━━━━━ MATERIAL PROVIDED
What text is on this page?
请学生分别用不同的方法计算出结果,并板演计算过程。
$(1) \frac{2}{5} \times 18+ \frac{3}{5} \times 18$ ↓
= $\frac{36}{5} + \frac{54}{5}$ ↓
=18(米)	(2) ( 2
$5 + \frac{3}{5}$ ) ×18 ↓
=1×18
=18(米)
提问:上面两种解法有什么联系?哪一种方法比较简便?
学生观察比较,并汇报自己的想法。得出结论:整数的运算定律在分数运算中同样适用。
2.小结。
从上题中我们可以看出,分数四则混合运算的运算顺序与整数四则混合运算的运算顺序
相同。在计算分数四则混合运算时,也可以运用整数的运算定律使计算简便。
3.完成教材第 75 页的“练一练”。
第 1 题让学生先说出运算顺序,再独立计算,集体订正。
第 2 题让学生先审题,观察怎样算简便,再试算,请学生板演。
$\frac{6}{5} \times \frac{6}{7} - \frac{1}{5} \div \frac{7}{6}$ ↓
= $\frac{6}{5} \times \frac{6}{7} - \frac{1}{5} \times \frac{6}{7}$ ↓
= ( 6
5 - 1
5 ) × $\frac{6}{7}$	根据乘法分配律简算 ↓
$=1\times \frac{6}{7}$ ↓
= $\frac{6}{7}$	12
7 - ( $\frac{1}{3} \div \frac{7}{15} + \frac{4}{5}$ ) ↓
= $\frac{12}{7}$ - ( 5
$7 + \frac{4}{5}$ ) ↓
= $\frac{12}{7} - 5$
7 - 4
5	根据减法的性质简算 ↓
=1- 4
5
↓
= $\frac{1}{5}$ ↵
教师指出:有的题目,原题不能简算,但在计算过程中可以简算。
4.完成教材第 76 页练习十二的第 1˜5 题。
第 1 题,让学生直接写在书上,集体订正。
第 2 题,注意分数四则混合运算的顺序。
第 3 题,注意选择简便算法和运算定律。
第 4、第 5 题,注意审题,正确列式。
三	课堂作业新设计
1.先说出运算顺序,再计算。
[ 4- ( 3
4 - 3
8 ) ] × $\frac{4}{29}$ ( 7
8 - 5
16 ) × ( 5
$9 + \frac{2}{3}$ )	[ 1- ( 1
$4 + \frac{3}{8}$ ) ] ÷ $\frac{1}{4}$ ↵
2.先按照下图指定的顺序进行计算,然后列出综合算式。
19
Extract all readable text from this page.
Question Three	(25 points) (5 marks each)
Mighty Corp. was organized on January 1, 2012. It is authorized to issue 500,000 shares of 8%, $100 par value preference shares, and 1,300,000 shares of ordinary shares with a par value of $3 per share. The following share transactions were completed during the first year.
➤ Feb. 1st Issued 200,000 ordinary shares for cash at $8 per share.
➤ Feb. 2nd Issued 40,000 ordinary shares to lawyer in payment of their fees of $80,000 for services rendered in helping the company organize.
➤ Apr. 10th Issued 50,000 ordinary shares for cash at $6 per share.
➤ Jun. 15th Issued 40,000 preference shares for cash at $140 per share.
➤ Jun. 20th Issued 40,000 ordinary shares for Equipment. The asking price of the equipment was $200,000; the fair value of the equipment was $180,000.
━━━━━━━━━━
TASK REQUIREMENTS >>
Collect from the data above every line that includes "this".

ANSWER BELOW >>
What text is on this page?
Extract all readable text from this page.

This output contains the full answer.